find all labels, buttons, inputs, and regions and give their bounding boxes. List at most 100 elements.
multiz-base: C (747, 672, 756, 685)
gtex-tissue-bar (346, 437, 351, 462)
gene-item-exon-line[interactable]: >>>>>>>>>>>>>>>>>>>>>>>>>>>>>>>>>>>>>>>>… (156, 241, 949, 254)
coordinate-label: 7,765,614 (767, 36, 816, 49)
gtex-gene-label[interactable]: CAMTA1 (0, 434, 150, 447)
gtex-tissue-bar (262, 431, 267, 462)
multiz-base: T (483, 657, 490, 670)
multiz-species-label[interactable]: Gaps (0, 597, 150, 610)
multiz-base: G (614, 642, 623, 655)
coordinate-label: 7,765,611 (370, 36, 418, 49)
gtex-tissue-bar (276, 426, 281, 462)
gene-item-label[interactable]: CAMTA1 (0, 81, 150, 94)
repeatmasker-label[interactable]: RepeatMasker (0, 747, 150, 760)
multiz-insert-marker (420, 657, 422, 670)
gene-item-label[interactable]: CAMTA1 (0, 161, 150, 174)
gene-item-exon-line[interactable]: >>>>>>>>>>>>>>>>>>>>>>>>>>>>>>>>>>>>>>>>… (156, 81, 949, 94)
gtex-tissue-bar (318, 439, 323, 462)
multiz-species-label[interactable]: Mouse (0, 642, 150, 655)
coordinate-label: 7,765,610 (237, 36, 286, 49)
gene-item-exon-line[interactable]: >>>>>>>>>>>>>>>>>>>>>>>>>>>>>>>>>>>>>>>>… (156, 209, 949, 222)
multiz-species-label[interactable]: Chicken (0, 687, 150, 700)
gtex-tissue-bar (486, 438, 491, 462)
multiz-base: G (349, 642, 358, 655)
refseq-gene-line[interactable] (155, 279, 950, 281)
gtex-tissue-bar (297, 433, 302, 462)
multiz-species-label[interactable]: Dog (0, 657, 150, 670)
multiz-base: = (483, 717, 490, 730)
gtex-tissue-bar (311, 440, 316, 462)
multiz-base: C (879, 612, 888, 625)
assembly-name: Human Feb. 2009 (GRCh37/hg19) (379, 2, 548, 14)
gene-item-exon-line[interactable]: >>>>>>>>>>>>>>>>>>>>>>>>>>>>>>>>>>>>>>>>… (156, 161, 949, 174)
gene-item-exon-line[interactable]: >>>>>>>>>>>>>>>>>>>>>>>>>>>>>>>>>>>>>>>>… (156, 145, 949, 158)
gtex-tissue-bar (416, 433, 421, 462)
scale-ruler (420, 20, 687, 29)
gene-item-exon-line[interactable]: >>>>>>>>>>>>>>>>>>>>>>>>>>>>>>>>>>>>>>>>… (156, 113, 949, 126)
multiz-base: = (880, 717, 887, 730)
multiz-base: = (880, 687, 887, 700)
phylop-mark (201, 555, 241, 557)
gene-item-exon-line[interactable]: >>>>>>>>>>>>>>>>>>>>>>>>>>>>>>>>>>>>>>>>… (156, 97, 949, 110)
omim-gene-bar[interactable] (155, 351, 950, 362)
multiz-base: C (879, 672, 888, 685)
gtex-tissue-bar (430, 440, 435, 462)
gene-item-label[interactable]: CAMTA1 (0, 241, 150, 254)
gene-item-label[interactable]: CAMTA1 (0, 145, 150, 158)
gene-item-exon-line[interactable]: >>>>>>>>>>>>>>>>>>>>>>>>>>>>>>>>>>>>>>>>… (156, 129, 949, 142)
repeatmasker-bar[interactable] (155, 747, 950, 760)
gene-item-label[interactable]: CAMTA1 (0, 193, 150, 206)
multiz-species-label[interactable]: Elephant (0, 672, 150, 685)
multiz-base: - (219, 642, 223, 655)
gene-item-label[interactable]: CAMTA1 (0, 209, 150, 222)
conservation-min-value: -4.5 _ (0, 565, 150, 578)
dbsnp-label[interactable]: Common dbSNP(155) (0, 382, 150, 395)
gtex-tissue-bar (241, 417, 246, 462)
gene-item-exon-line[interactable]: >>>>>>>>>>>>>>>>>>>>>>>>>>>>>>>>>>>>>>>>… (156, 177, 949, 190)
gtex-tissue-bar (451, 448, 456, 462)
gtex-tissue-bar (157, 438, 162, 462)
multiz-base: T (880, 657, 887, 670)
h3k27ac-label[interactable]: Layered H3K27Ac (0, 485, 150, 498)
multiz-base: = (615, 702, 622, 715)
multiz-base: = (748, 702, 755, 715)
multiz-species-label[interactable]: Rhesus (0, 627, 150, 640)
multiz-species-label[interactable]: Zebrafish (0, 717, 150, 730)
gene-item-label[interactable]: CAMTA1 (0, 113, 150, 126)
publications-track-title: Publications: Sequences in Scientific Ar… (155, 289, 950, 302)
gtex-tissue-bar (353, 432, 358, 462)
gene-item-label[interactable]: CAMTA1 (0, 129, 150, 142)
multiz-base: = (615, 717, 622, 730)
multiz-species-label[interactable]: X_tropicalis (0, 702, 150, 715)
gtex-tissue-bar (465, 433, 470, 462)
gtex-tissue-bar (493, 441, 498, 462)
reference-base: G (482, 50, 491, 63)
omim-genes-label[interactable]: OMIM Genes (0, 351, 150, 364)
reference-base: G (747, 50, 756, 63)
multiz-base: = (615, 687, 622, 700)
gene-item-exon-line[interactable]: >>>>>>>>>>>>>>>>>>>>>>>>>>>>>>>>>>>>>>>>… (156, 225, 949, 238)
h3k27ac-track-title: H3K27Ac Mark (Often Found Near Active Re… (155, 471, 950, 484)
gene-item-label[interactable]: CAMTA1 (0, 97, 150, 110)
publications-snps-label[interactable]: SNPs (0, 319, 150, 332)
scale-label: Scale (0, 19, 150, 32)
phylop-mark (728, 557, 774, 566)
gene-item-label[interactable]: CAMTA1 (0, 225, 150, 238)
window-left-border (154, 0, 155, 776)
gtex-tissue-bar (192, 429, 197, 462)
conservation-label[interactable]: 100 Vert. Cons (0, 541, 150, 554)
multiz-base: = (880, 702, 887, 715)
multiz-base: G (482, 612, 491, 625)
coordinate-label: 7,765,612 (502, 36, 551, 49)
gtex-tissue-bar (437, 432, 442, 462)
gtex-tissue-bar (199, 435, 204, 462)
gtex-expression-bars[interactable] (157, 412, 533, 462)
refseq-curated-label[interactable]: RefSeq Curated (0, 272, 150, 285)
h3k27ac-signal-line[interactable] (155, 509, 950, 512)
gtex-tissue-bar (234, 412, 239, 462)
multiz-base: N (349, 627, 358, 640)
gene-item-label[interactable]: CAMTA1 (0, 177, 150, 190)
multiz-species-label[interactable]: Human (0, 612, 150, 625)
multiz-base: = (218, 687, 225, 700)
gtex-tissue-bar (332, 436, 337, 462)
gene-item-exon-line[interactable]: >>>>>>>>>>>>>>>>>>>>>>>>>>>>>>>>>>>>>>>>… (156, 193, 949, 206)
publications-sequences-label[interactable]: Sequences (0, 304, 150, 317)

■ ■ ■ ■ ■

_Work instructions_
Above is a listing; report how many of its lines include the word "conservation", giving the number only.

_Response area_
2